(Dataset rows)
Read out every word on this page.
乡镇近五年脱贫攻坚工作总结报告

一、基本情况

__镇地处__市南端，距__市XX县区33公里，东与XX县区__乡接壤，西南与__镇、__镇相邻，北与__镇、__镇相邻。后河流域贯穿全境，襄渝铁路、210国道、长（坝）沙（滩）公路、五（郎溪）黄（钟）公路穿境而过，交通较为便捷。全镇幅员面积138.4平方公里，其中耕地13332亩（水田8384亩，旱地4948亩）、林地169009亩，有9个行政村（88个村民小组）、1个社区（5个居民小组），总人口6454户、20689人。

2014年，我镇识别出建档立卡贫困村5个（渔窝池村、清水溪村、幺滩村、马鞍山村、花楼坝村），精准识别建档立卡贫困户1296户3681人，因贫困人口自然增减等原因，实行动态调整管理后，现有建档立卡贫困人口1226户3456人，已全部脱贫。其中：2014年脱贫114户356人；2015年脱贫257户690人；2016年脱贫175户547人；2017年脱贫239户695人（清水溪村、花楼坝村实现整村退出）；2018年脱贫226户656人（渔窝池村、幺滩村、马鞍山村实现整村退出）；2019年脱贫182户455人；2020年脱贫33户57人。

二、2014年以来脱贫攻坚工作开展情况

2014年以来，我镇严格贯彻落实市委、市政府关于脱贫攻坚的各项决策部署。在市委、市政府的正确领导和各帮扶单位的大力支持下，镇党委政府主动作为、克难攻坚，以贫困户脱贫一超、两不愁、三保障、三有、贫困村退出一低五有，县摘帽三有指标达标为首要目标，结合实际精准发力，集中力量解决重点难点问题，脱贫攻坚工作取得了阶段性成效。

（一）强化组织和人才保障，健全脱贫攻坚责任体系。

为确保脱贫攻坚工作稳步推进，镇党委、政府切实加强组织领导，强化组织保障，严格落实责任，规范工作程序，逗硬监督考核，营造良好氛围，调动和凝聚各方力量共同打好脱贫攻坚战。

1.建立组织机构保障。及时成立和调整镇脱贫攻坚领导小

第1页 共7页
--
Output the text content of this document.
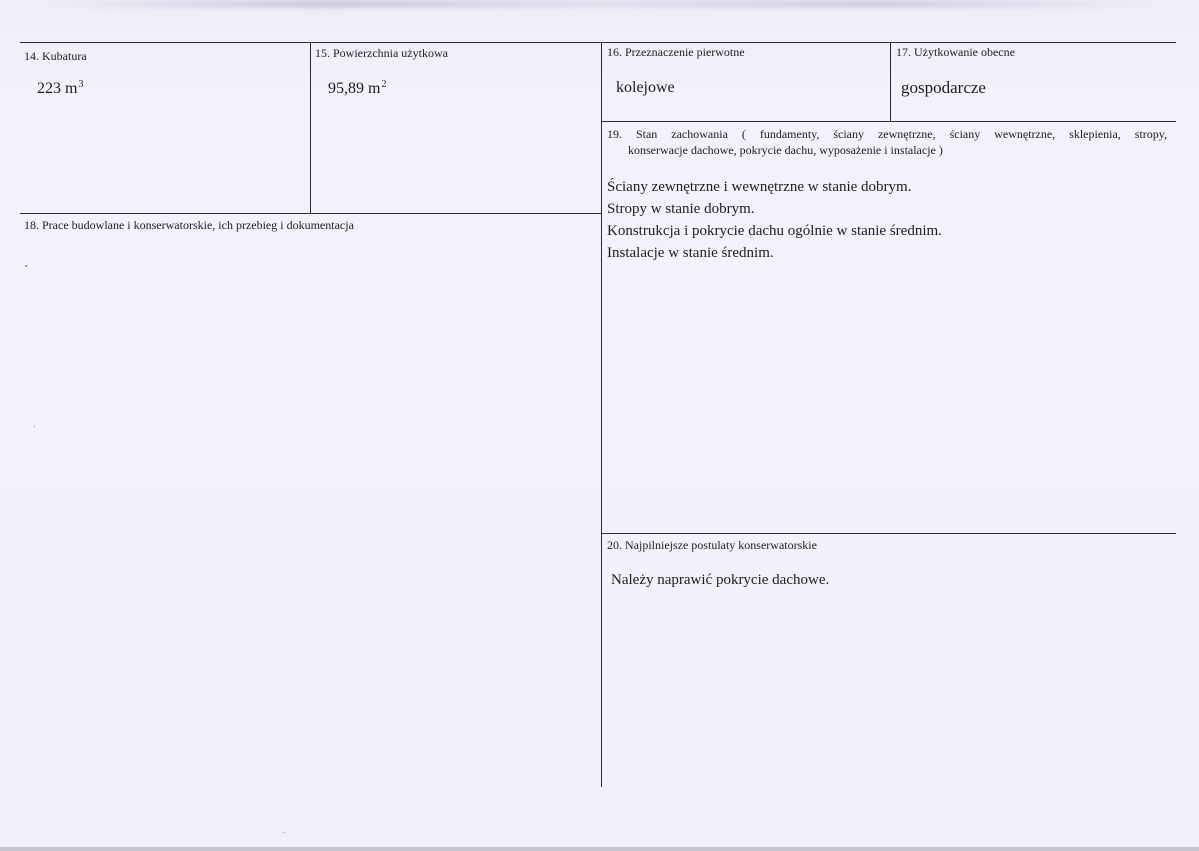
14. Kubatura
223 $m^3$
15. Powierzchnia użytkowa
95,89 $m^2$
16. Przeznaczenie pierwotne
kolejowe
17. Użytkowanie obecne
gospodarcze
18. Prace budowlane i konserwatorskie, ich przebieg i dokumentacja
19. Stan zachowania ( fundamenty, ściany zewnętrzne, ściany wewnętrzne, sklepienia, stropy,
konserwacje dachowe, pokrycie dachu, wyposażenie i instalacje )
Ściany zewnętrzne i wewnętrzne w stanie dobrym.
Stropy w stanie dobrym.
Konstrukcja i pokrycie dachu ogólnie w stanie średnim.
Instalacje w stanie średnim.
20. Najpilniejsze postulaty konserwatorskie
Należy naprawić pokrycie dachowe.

- _EXERCISE DETAILS_
Give the count of lines holding the word "this", with no other words.

- _EXERCISE RESULT_
2